▶ TASK PROMPT:
Return the data exactly, with all pictures removed.

▶ RECORDED DATA:

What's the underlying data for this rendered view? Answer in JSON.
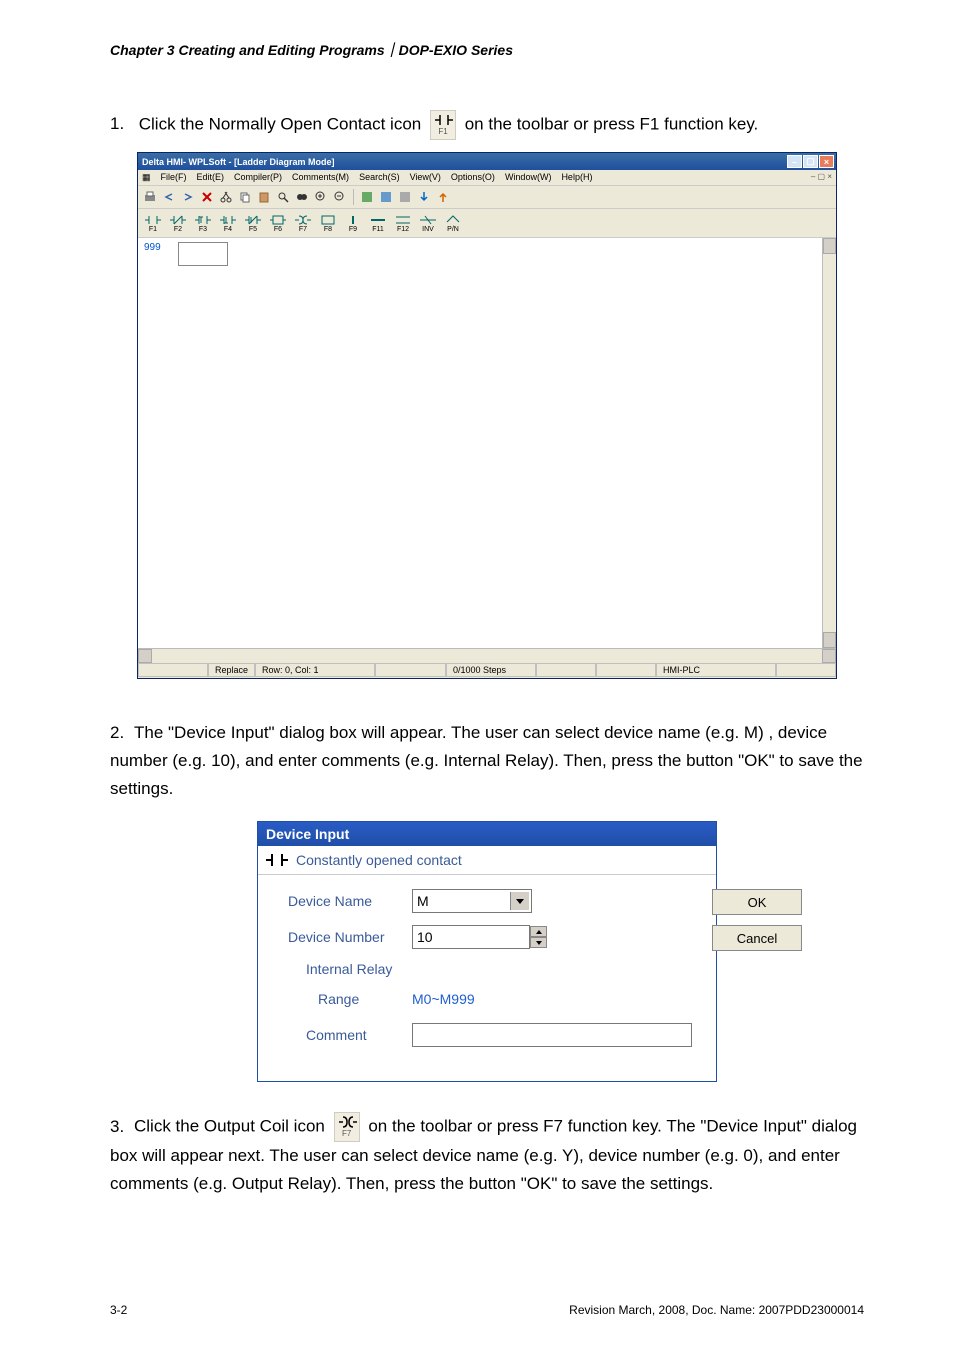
{
  "header": "Chapter 3 Creating and Editing Programs｜DOP-EXIO Series",
  "step1": {
    "num": "1.",
    "text_a": "Click the Normally Open Contact icon",
    "text_b": "on the toolbar or press F1 function key.",
    "icon_f": "F1"
  },
  "app": {
    "title": "Delta HMI- WPLSoft - [Ladder Diagram Mode]",
    "menu": [
      "File(F)",
      "Edit(E)",
      "Compiler(P)",
      "Comments(M)",
      "Search(S)",
      "View(V)",
      "Options(O)",
      "Window(W)",
      "Help(H)"
    ],
    "inner_ctrl": "– ▢ ×",
    "row_num": "999",
    "status": {
      "replace": "Replace",
      "rowcol": "Row: 0, Col: 1",
      "steps": "0/1000 Steps",
      "right": "HMI-PLC"
    }
  },
  "step2": {
    "num": "2.",
    "text": "The \"Device Input\" dialog box will appear. The user can select device name (e.g. M) , device number (e.g. 10), and enter comments (e.g. Internal Relay). Then, press the button \"OK\" to save the settings."
  },
  "dialog": {
    "title": "Device Input",
    "subtitle": "Constantly opened contact",
    "device_name_label": "Device Name",
    "device_name_value": "M",
    "device_number_label": "Device Number",
    "device_number_value": "10",
    "internal_relay": "Internal Relay",
    "range_label": "Range",
    "range_value": "M0~M999",
    "comment_label": "Comment",
    "ok": "OK",
    "cancel": "Cancel"
  },
  "step3": {
    "num": "3.",
    "text_a": "Click the Output Coil icon",
    "icon_f": "F7",
    "text_b": "on the toolbar or press F7 function key. The \"Device Input\" dialog box will appear next. The user can select device name (e.g. Y), device number (e.g. 0), and enter comments (e.g. Output Relay). Then, press the button \"OK\" to save the settings."
  },
  "footer": {
    "left": "3-2",
    "right": "Revision March, 2008, Doc. Name: 2007PDD23000014"
  }
}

▶ WORKED ANSWER:
What's the underlying data for this rendered view? Answer in JSON.
{
  "header": "Chapter 3 Creating and Editing Programs｜DOP-EXIO Series",
  "step1": {
    "num": "1.",
    "text_a": "Click the Normally Open Contact icon",
    "text_b": "on the toolbar or press F1 function key.",
    "icon_f": "F1"
  },
  "app": {
    "title": "Delta HMI- WPLSoft - [Ladder Diagram Mode]",
    "menu": [
      "File(F)",
      "Edit(E)",
      "Compiler(P)",
      "Comments(M)",
      "Search(S)",
      "View(V)",
      "Options(O)",
      "Window(W)",
      "Help(H)"
    ],
    "inner_ctrl": "– ▢ ×",
    "row_num": "999",
    "status": {
      "replace": "Replace",
      "rowcol": "Row: 0, Col: 1",
      "steps": "0/1000 Steps",
      "right": "HMI-PLC"
    }
  },
  "step2": {
    "num": "2.",
    "text": "The \"Device Input\" dialog box will appear. The user can select device name (e.g. M) , device number (e.g. 10), and enter comments (e.g. Internal Relay). Then, press the button \"OK\" to save the settings."
  },
  "dialog": {
    "title": "Device Input",
    "subtitle": "Constantly opened contact",
    "device_name_label": "Device Name",
    "device_name_value": "M",
    "device_number_label": "Device Number",
    "device_number_value": "10",
    "internal_relay": "Internal Relay",
    "range_label": "Range",
    "range_value": "M0~M999",
    "comment_label": "Comment",
    "ok": "OK",
    "cancel": "Cancel"
  },
  "step3": {
    "num": "3.",
    "text_a": "Click the Output Coil icon",
    "icon_f": "F7",
    "text_b": "on the toolbar or press F7 function key. The \"Device Input\" dialog box will appear next. The user can select device name (e.g. Y), device number (e.g. 0), and enter comments (e.g. Output Relay). Then, press the button \"OK\" to save the settings."
  },
  "footer": {
    "left": "3-2",
    "right": "Revision March, 2008, Doc. Name: 2007PDD23000014"
  }
}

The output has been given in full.